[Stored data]
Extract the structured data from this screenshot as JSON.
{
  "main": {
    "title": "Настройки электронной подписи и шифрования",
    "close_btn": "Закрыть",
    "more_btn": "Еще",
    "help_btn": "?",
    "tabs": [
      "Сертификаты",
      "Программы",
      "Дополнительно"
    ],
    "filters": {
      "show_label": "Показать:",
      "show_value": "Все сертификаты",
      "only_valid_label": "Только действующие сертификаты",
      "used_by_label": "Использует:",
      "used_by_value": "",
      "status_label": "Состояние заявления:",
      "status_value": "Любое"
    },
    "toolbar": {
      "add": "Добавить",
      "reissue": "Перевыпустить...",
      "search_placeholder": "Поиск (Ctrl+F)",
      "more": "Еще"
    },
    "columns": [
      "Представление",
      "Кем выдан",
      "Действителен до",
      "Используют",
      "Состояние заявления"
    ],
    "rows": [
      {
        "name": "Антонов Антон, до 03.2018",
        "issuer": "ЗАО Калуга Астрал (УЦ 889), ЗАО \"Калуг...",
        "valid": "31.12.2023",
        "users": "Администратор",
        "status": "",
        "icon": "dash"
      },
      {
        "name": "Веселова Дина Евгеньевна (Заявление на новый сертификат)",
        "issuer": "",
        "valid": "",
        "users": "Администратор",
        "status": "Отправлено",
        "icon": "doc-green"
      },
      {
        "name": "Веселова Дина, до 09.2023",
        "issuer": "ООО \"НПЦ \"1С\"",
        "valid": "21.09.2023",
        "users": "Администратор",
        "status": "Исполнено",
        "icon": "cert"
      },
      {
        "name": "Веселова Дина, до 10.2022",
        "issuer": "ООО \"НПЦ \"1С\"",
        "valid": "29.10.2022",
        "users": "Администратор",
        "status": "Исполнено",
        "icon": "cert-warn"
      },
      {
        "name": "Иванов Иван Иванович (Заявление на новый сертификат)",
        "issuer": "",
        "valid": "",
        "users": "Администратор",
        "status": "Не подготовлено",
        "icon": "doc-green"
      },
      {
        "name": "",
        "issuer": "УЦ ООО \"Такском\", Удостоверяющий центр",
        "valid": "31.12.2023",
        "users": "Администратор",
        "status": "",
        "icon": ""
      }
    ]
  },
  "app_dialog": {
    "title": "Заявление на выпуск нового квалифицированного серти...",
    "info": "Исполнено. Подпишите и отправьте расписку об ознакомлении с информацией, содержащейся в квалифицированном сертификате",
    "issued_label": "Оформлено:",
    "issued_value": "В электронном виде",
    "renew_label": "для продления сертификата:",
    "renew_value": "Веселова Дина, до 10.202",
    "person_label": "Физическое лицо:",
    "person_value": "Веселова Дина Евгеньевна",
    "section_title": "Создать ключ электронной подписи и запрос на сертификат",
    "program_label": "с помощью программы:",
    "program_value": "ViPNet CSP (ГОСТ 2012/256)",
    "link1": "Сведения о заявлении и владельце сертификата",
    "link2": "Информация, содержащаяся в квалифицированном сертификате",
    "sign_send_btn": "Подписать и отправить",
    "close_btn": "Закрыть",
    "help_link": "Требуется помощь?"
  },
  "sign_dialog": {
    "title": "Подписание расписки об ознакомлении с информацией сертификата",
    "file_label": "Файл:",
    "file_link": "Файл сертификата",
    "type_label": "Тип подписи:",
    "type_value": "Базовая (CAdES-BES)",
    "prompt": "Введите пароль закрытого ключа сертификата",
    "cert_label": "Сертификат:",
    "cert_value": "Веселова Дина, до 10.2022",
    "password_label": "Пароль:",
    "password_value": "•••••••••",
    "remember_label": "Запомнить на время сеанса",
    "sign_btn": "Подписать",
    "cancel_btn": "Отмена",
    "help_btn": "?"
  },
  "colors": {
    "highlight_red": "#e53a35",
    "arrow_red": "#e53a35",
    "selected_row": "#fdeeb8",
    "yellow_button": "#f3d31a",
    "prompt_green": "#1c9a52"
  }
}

▶ [Exercise objective]: Track down every line holding the string "квалифицированном" and copy it.

▶ [Answer to this task]:
    "info": "Исполнено. Подпишите и отправьте расписку об ознакомлении с информацией, содержащейся в квалифицированном сертификате",
    "link2": "Информация, содержащаяся в квалифицированном сертификате",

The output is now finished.